WHAT NEEDS TO BE DONE:
Wherever the string "describing" appears in a line, extract that line.

DATASET ENTRIES start

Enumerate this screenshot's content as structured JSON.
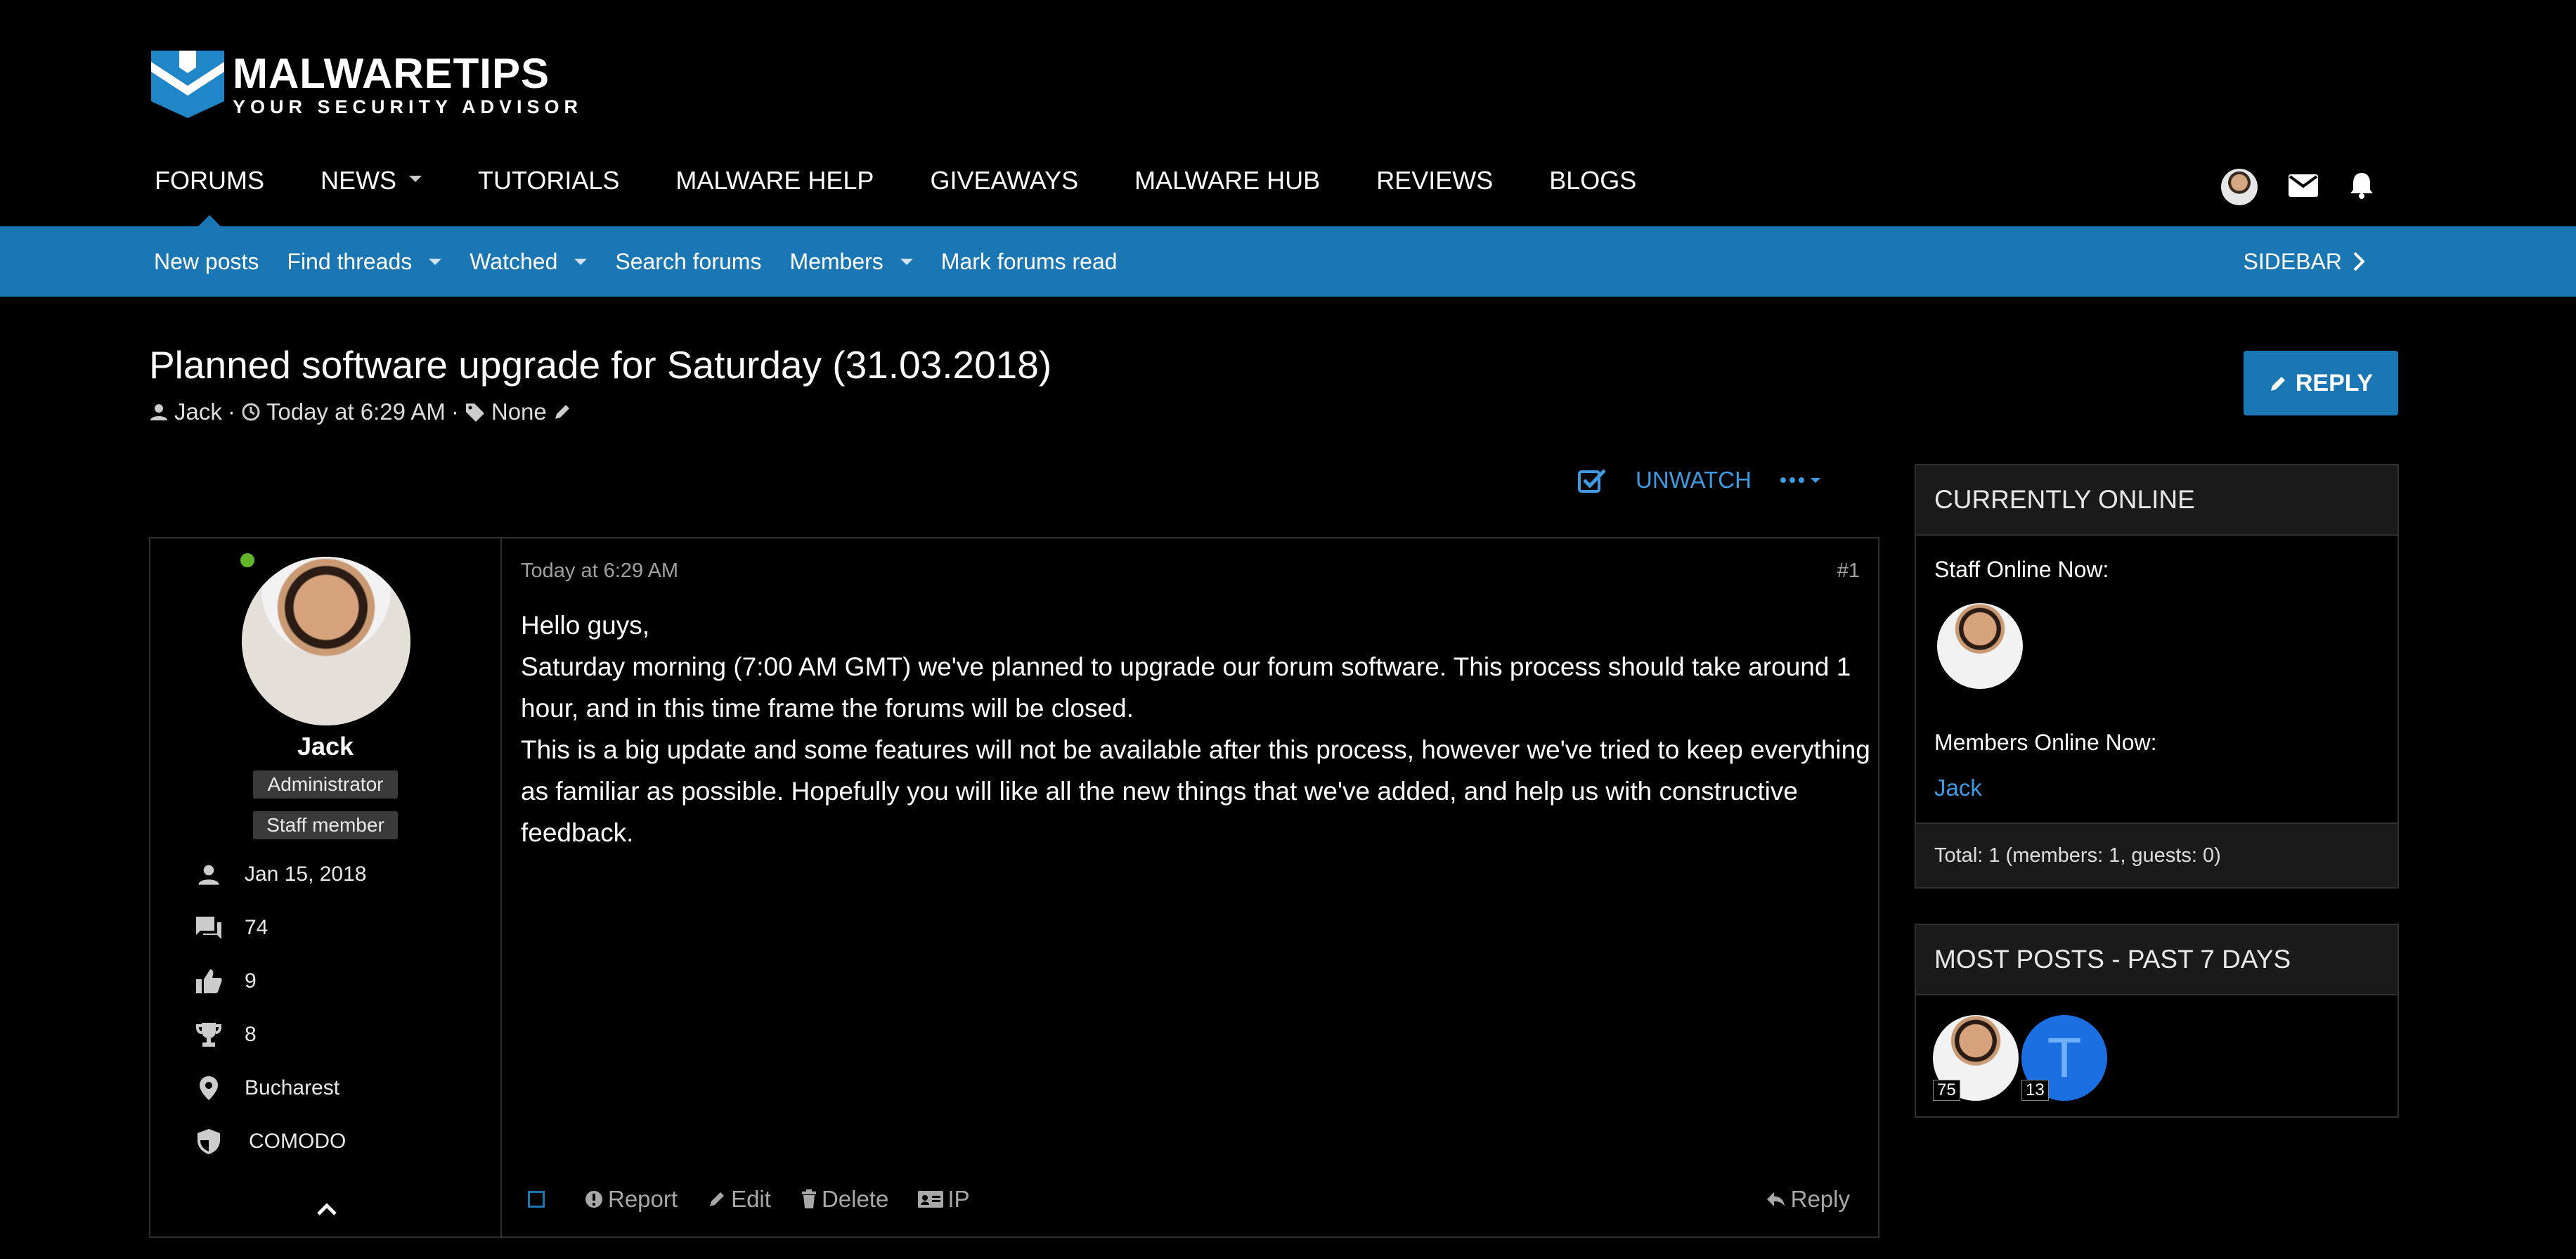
{
  "brand": {
    "title": "MALWARETIPS",
    "subtitle": "YOUR SECURITY ADVISOR"
  },
  "topnav": {
    "items": [
      {
        "label": "FORUMS"
      },
      {
        "label": "NEWS"
      },
      {
        "label": "TUTORIALS"
      },
      {
        "label": "MALWARE HELP"
      },
      {
        "label": "GIVEAWAYS"
      },
      {
        "label": "MALWARE HUB"
      },
      {
        "label": "REVIEWS"
      },
      {
        "label": "BLOGS"
      }
    ]
  },
  "subnav": {
    "items": [
      {
        "label": "New posts"
      },
      {
        "label": "Find threads"
      },
      {
        "label": "Watched"
      },
      {
        "label": "Search forums"
      },
      {
        "label": "Members"
      },
      {
        "label": "Mark forums read"
      }
    ],
    "sidebar_label": "SIDEBAR"
  },
  "thread": {
    "title": "Planned software upgrade for Saturday (31.03.2018)",
    "author": "Jack",
    "time": "Today at 6:29 AM",
    "tags": "None",
    "reply_label": "REPLY",
    "unwatch_label": "UNWATCH"
  },
  "post": {
    "date": "Today at 6:29 AM",
    "number": "#1",
    "paragraphs": [
      "Hello guys,",
      "Saturday morning (7:00 AM GMT) we've planned to upgrade our forum software. This process should take around 1 hour, and in this time frame the forums will be closed.",
      "This is a big update and some features will not be available after this process, however we've tried to keep everything as familiar as possible. Hopefully you will like all the new things that we've added, and help us with constructive feedback."
    ],
    "actions": {
      "report": "Report",
      "edit": "Edit",
      "delete": "Delete",
      "ip": "IP",
      "reply": "Reply"
    }
  },
  "user": {
    "name": "Jack",
    "badges": [
      "Administrator",
      "Staff member"
    ],
    "joined": "Jan 15, 2018",
    "messages": "74",
    "reactions": "9",
    "points": "8",
    "location": "Bucharest",
    "security": "COMODO"
  },
  "online": {
    "heading": "CURRENTLY ONLINE",
    "staff_label": "Staff Online Now:",
    "members_label": "Members Online Now:",
    "member_name": "Jack",
    "total": "Total: 1 (members: 1, guests: 0)"
  },
  "most_posts": {
    "heading": "MOST POSTS - PAST 7 DAYS",
    "users": [
      {
        "count": "75"
      },
      {
        "initial": "T",
        "count": "13"
      }
    ]
  },
  "colors": {
    "accent": "#1b77b4",
    "link": "#3d9ae0",
    "online": "#63b52a"
  }
}
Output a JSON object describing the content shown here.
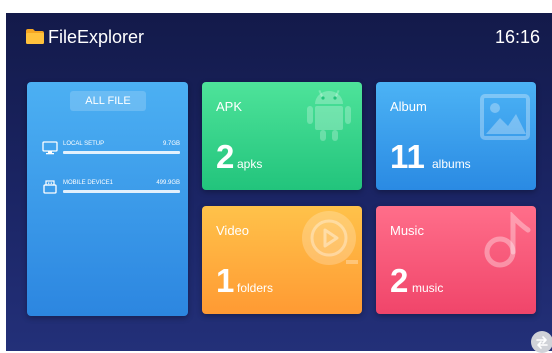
{
  "header": {
    "app_title": "FileExplorer",
    "clock": "16:16",
    "folder_icon": "folder-icon"
  },
  "all_file": {
    "button_label": "ALL FILE",
    "devices": [
      {
        "name": "LOCAL SETUP",
        "size": "9.7GB",
        "icon": "monitor-icon"
      },
      {
        "name": "MOBILE DEVICE1",
        "size": "499.9GB",
        "icon": "usb-drive-icon"
      }
    ]
  },
  "tiles": {
    "apk": {
      "label": "APK",
      "count": "2",
      "unit": "apks",
      "icon": "android-icon",
      "color": "#22c47c"
    },
    "album": {
      "label": "Album",
      "count": "11",
      "unit": "albums",
      "icon": "image-icon",
      "color": "#2a8ae3"
    },
    "video": {
      "label": "Video",
      "count": "1",
      "unit": "folders",
      "icon": "video-play-icon",
      "color": "#ff9a33"
    },
    "music": {
      "label": "Music",
      "count": "2",
      "unit": "music",
      "icon": "music-note-icon",
      "color": "#f0456a"
    }
  },
  "colors": {
    "background_top": "#131a4a",
    "background_bottom": "#233079",
    "all_file_card": "#2c86e0"
  }
}
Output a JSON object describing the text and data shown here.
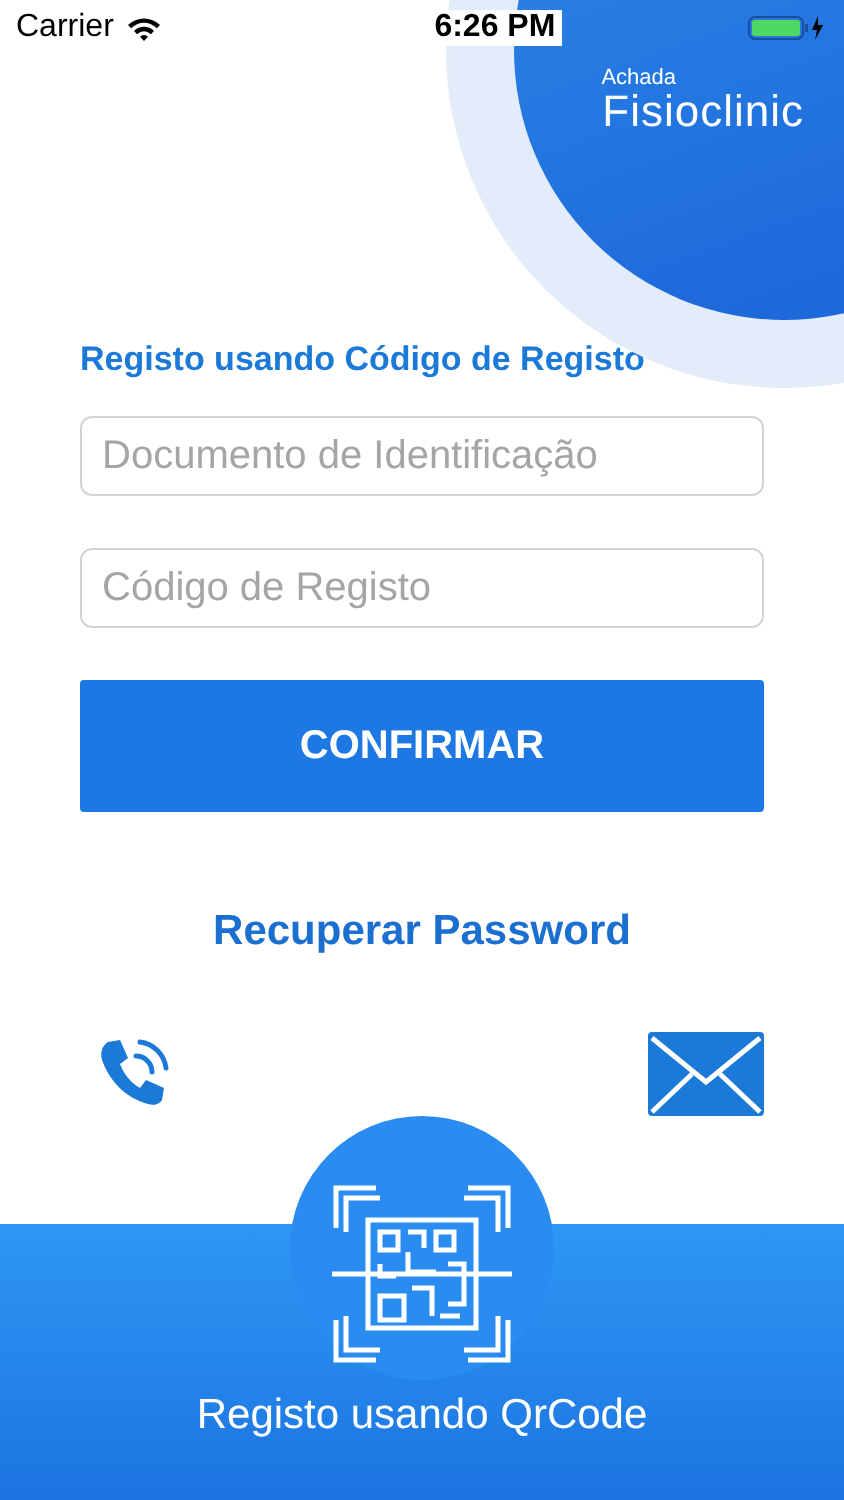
{
  "status_bar": {
    "carrier": "Carrier",
    "time": "6:26 PM"
  },
  "logo": {
    "small": "Achada",
    "large": "Fisioclinic"
  },
  "heading": "Registo usando Código de Registo",
  "fields": [
    {
      "placeholder": "Documento de Identificação"
    },
    {
      "placeholder": "Código de Registo"
    }
  ],
  "confirm_button": "CONFIRMAR",
  "recover_link": "Recuperar Password",
  "qr_button": "Registo usando QrCode"
}
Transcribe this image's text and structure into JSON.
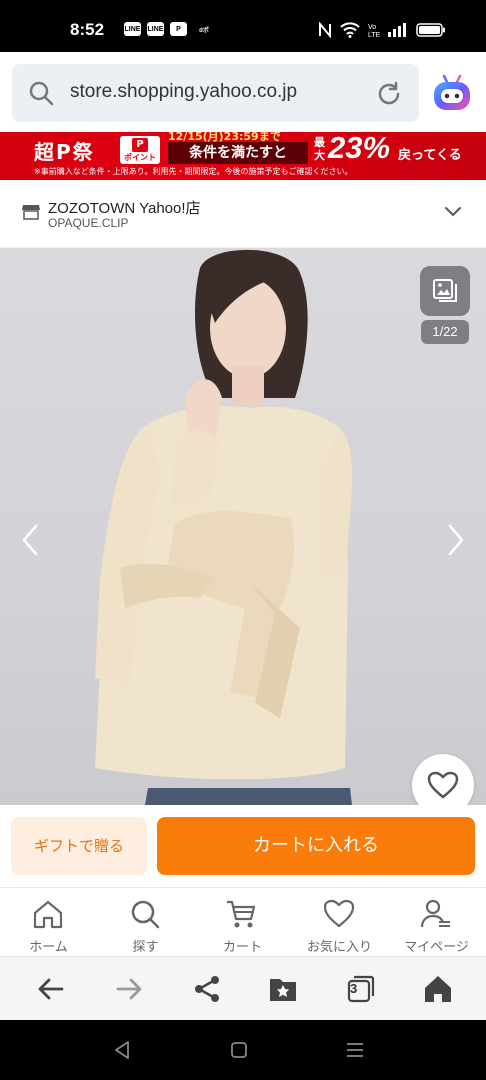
{
  "status_bar": {
    "time": "8:52",
    "notifications": [
      "LINE",
      "LINE",
      "P",
      "dポ"
    ]
  },
  "browser": {
    "url": "store.shopping.yahoo.co.jp"
  },
  "banner": {
    "logo": "超P祭",
    "point_label": "ポイント",
    "date": "12/15(月)23:59まで",
    "condition": "条件を満たすと",
    "max_label": "最大",
    "percent": "23%",
    "back_text": "戻ってくる",
    "note": "※事前購入など条件・上限あり。利用先・期間限定。今後の施策予定もご確認ください。"
  },
  "store": {
    "name": "ZOZOTOWN Yahoo!店",
    "brand": "OPAQUE.CLIP"
  },
  "gallery": {
    "counter": "1/22"
  },
  "actions": {
    "gift_label": "ギフトで贈る",
    "cart_label": "カートに入れる"
  },
  "bottom_nav": {
    "items": [
      {
        "label": "ホーム",
        "icon": "home-icon"
      },
      {
        "label": "探す",
        "icon": "search-icon"
      },
      {
        "label": "カート",
        "icon": "cart-icon"
      },
      {
        "label": "お気に入り",
        "icon": "heart-icon"
      },
      {
        "label": "マイページ",
        "icon": "user-icon"
      }
    ]
  },
  "browser_toolbar": {
    "tab_count": "3"
  },
  "colors": {
    "accent_orange": "#fa7d0b",
    "gift_bg": "#fdeee0",
    "banner_red": "#e20012"
  }
}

DATASET ENTRIES end

OUTPUT FOR THIS EXERCISE:
Output a JSON object describing the content shown here.
Output a JSON object describing the text and data shown here.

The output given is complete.